- TASK INSTRUCTIONS -
Copy all the material that follows, keeping every character the same.

- RECORDS SHOWN -
---
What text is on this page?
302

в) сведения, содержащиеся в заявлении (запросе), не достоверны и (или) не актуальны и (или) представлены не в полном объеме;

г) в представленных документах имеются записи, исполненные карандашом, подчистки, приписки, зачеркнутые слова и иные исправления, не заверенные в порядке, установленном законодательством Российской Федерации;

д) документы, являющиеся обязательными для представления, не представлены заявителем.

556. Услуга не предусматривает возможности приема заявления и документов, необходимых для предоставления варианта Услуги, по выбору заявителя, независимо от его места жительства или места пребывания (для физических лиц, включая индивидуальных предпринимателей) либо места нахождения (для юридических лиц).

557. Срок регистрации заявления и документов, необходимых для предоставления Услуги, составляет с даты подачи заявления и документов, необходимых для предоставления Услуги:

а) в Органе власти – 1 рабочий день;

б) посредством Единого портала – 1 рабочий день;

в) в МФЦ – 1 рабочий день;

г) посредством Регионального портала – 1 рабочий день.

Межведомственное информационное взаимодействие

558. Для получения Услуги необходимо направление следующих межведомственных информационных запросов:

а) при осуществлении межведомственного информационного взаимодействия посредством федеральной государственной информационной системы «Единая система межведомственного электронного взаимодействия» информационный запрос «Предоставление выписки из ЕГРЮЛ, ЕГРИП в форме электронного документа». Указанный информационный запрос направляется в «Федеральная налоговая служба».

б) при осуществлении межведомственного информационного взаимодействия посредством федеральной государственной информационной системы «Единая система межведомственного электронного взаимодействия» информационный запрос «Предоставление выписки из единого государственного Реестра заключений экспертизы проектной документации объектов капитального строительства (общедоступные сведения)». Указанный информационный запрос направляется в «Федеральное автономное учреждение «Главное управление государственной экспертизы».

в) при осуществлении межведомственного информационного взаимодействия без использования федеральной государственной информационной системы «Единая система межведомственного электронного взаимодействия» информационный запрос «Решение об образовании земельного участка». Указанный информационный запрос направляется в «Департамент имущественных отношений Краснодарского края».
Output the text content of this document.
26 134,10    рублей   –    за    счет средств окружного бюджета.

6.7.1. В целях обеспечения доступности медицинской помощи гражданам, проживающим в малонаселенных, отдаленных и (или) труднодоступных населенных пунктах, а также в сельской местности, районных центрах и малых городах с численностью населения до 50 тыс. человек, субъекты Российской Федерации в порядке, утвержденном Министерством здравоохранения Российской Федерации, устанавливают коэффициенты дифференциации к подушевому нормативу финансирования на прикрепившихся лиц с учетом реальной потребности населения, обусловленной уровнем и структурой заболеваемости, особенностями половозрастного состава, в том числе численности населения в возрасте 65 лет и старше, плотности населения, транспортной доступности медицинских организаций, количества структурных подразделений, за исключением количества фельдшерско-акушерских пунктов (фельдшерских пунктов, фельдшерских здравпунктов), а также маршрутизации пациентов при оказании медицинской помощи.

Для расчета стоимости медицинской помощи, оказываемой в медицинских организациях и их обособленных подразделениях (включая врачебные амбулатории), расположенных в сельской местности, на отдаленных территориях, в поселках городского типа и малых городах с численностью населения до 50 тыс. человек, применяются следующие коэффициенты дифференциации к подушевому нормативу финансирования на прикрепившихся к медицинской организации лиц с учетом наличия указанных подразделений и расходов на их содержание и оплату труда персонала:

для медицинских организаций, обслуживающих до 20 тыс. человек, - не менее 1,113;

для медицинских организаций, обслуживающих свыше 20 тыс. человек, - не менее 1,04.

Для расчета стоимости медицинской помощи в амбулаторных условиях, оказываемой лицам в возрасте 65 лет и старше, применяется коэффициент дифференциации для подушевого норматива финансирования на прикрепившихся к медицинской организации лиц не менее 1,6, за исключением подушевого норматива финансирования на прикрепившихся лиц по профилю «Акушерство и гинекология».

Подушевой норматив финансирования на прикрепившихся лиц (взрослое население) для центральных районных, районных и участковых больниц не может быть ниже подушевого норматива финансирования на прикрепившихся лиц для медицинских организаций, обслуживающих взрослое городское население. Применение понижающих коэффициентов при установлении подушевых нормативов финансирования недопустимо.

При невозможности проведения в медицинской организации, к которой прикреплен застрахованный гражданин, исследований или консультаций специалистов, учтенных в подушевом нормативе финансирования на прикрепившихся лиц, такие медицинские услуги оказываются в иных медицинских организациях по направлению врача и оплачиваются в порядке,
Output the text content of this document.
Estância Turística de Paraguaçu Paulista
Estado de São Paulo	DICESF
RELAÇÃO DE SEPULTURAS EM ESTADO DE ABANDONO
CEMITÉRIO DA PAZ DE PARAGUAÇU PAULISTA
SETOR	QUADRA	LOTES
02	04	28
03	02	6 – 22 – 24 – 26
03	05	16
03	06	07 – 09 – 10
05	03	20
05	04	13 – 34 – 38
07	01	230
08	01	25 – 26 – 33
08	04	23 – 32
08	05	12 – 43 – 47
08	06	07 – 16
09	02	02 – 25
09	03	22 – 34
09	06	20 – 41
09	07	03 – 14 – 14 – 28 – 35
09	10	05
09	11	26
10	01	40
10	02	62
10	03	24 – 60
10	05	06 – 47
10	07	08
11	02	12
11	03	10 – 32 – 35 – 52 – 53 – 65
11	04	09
---
- THE ANSWER -
What text is on this page?
302

в) сведения, содержащиеся в заявлении (запросе), не достоверны и (или) не актуальны и (или) представлены не в полном объеме;

г) в представленных документах имеются записи, исполненные карандашом, подчистки, приписки, зачеркнутые слова и иные исправления, не заверенные в порядке, установленном законодательством Российской Федерации;

д) документы, являющиеся обязательными для представления, не представлены заявителем.

556. Услуга не предусматривает возможности приема заявления и документов, необходимых для предоставления варианта Услуги, по выбору заявителя, независимо от его места жительства или места пребывания (для физических лиц, включая индивидуальных предпринимателей) либо места нахождения (для юридических лиц).

557. Срок регистрации заявления и документов, необходимых для предоставления Услуги, составляет с даты подачи заявления и документов, необходимых для предоставления Услуги:

а) в Органе власти – 1 рабочий день;

б) посредством Единого портала – 1 рабочий день;

в) в МФЦ – 1 рабочий день;

г) посредством Регионального портала – 1 рабочий день.

Межведомственное информационное взаимодействие

558. Для получения Услуги необходимо направление следующих межведомственных информационных запросов:

а) при осуществлении межведомственного информационного взаимодействия посредством федеральной государственной информационной системы «Единая система межведомственного электронного взаимодействия» информационный запрос «Предоставление выписки из ЕГРЮЛ, ЕГРИП в форме электронного документа». Указанный информационный запрос направляется в «Федеральная налоговая служба».

б) при осуществлении межведомственного информационного взаимодействия посредством федеральной государственной информационной системы «Единая система межведомственного электронного взаимодействия» информационный запрос «Предоставление выписки из единого государственного Реестра заключений экспертизы проектной документации объектов капитального строительства (общедоступные сведения)». Указанный информационный запрос направляется в «Федеральное автономное учреждение «Главное управление государственной экспертизы».

в) при осуществлении межведомственного информационного взаимодействия без использования федеральной государственной информационной системы «Единая система межведомственного электронного взаимодействия» информационный запрос «Решение об образовании земельного участка». Указанный информационный запрос направляется в «Департамент имущественных отношений Краснодарского края».
Output the text content of this document.
26 134,10    рублей   –    за    счет средств окружного бюджета.

6.7.1. В целях обеспечения доступности медицинской помощи гражданам, проживающим в малонаселенных, отдаленных и (или) труднодоступных населенных пунктах, а также в сельской местности, районных центрах и малых городах с численностью населения до 50 тыс. человек, субъекты Российской Федерации в порядке, утвержденном Министерством здравоохранения Российской Федерации, устанавливают коэффициенты дифференциации к подушевому нормативу финансирования на прикрепившихся лиц с учетом реальной потребности населения, обусловленной уровнем и структурой заболеваемости, особенностями половозрастного состава, в том числе численности населения в возрасте 65 лет и старше, плотности населения, транспортной доступности медицинских организаций, количества структурных подразделений, за исключением количества фельдшерско-акушерских пунктов (фельдшерских пунктов, фельдшерских здравпунктов), а также маршрутизации пациентов при оказании медицинской помощи.

Для расчета стоимости медицинской помощи, оказываемой в медицинских организациях и их обособленных подразделениях (включая врачебные амбулатории), расположенных в сельской местности, на отдаленных территориях, в поселках городского типа и малых городах с численностью населения до 50 тыс. человек, применяются следующие коэффициенты дифференциации к подушевому нормативу финансирования на прикрепившихся к медицинской организации лиц с учетом наличия указанных подразделений и расходов на их содержание и оплату труда персонала:

для медицинских организаций, обслуживающих до 20 тыс. человек, - не менее 1,113;

для медицинских организаций, обслуживающих свыше 20 тыс. человек, - не менее 1,04.

Для расчета стоимости медицинской помощи в амбулаторных условиях, оказываемой лицам в возрасте 65 лет и старше, применяется коэффициент дифференциации для подушевого норматива финансирования на прикрепившихся к медицинской организации лиц не менее 1,6, за исключением подушевого норматива финансирования на прикрепившихся лиц по профилю «Акушерство и гинекология».

Подушевой норматив финансирования на прикрепившихся лиц (взрослое население) для центральных районных, районных и участковых больниц не может быть ниже подушевого норматива финансирования на прикрепившихся лиц для медицинских организаций, обслуживающих взрослое городское население. Применение понижающих коэффициентов при установлении подушевых нормативов финансирования недопустимо.

При невозможности проведения в медицинской организации, к которой прикреплен застрахованный гражданин, исследований или консультаций специалистов, учтенных в подушевом нормативе финансирования на прикрепившихся лиц, такие медицинские услуги оказываются в иных медицинских организациях по направлению врача и оплачиваются в порядке,
Output the text content of this document.
Estância Turística de Paraguaçu Paulista
Estado de São Paulo	DICESF
RELAÇÃO DE SEPULTURAS EM ESTADO DE ABANDONO
CEMITÉRIO DA PAZ DE PARAGUAÇU PAULISTA
SETOR	QUADRA	LOTES
02	04	28
03	02	6 – 22 – 24 – 26
03	05	16
03	06	07 – 09 – 10
05	03	20
05	04	13 – 34 – 38
07	01	230
08	01	25 – 26 – 33
08	04	23 – 32
08	05	12 – 43 – 47
08	06	07 – 16
09	02	02 – 25
09	03	22 – 34
09	06	20 – 41
09	07	03 – 14 – 14 – 28 – 35
09	10	05
09	11	26
10	01	40
10	02	62
10	03	24 – 60
10	05	06 – 47
10	07	08
11	02	12
11	03	10 – 32 – 35 – 52 – 53 – 65
11	04	09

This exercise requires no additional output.